Rewrite the records from their start through the line containing "FancyBboxPatch shape [173, 188, 188, 210]", inclusive, replacing "Circle" with "Ellipse" and leaving everything else unchanged.

* START Excerpted records *

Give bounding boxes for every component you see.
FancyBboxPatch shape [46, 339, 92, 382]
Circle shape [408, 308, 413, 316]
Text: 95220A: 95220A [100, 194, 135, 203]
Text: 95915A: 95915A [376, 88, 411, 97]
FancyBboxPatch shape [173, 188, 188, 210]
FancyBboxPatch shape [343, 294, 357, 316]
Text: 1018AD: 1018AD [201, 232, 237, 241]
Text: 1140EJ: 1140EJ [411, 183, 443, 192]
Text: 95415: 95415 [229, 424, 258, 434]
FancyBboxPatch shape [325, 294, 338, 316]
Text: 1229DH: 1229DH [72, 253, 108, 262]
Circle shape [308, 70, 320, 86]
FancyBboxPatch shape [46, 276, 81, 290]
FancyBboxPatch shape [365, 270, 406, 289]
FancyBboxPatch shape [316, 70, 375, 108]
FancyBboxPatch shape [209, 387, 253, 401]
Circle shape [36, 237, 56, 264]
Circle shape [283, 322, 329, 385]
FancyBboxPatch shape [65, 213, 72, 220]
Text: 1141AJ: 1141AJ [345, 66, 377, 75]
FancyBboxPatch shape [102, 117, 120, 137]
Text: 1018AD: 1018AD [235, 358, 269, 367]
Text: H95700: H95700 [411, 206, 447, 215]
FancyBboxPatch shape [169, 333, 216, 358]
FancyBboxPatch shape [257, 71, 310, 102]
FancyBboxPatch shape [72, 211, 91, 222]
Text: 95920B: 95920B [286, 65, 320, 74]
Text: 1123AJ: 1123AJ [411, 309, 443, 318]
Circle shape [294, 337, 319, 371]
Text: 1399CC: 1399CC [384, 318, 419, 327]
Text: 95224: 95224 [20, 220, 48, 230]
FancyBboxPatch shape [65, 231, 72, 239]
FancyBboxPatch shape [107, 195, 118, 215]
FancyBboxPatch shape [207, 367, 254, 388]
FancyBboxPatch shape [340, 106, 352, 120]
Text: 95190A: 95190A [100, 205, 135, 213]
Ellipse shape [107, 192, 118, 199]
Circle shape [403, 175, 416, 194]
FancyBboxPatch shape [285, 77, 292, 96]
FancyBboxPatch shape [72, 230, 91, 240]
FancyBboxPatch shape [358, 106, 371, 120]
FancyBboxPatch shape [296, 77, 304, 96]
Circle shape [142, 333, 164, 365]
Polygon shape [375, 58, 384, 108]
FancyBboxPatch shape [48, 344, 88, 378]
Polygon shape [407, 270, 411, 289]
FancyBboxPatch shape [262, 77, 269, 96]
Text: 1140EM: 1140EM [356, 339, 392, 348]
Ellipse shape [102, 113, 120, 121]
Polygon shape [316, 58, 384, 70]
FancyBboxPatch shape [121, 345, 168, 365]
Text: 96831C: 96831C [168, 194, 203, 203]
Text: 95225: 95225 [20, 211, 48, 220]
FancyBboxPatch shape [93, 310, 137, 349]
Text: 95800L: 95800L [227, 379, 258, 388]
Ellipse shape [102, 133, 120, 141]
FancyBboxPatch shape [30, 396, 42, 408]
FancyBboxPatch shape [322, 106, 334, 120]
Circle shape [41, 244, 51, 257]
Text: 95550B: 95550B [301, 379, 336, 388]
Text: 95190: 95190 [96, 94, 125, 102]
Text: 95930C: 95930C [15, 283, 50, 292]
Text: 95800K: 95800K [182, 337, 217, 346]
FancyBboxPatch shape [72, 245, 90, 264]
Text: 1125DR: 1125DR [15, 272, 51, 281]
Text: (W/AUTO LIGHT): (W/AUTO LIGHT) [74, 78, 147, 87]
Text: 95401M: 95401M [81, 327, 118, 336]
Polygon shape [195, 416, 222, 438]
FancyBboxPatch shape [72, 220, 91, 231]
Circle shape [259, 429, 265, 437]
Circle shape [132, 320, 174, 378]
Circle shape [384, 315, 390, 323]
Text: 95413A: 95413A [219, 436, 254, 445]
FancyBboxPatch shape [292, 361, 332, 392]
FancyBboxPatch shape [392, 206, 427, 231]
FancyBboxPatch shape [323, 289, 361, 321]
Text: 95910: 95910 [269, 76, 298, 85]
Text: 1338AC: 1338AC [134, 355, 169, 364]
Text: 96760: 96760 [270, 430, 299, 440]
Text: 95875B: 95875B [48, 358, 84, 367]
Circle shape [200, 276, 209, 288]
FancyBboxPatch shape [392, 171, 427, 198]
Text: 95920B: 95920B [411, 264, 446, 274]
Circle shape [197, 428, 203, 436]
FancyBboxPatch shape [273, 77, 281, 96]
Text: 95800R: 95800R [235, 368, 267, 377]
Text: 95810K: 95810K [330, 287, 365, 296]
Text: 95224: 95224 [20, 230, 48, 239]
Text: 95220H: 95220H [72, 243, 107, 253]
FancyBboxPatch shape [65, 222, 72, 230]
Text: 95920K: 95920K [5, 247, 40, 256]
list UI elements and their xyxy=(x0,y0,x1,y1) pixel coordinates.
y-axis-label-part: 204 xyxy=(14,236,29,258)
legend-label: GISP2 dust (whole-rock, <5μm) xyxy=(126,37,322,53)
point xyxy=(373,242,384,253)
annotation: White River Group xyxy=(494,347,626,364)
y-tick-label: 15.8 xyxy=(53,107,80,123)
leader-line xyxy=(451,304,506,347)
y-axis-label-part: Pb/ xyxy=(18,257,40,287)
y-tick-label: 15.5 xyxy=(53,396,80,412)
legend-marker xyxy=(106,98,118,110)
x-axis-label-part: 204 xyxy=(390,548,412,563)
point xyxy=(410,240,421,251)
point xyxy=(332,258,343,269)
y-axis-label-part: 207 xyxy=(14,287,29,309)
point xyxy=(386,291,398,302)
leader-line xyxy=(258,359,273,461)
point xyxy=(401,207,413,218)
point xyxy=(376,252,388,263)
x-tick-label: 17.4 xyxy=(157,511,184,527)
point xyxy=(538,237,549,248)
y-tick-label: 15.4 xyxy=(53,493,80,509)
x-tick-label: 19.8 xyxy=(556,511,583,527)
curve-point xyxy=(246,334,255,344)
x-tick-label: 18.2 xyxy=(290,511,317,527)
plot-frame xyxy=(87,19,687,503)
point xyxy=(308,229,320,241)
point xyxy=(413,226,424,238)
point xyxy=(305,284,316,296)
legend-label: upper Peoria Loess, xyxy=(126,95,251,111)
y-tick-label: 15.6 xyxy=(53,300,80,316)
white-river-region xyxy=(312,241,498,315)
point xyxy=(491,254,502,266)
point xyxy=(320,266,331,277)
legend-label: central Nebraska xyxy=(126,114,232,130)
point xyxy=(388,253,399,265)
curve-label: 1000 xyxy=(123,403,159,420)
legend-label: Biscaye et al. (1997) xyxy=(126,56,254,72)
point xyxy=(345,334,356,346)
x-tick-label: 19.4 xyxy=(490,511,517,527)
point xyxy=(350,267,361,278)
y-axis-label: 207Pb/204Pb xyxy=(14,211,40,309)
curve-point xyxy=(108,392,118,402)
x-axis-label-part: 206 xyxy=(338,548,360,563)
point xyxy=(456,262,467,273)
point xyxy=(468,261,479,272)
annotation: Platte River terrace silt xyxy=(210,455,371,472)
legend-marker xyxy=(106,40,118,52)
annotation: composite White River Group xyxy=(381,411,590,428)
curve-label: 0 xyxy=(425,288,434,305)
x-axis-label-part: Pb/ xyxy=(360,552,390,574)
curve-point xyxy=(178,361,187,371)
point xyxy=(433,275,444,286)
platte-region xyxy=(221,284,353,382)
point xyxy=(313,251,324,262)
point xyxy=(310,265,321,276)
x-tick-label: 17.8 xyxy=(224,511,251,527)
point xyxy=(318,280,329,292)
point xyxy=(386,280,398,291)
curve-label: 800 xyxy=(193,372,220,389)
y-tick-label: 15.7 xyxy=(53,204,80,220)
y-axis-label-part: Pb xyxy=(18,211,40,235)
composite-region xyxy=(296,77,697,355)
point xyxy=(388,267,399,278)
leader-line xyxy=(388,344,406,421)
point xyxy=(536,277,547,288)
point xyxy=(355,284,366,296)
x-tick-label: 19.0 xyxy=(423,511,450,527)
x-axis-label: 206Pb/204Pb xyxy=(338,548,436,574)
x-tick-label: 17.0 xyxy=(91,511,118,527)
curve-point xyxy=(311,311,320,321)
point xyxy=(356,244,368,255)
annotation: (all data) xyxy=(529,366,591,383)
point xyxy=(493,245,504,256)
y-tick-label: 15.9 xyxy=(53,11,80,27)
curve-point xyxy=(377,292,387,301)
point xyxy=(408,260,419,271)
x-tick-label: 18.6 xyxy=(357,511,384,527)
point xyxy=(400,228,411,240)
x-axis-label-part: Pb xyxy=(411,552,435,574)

* END Excerpted records *

# Result below
Give bounding boxes for every component you see.
FancyBboxPatch shape [46, 339, 92, 382]
Ellipse shape [408, 308, 413, 316]
Text: 95220A: 95220A [100, 194, 135, 203]
Text: 95915A: 95915A [376, 88, 411, 97]
FancyBboxPatch shape [173, 188, 188, 210]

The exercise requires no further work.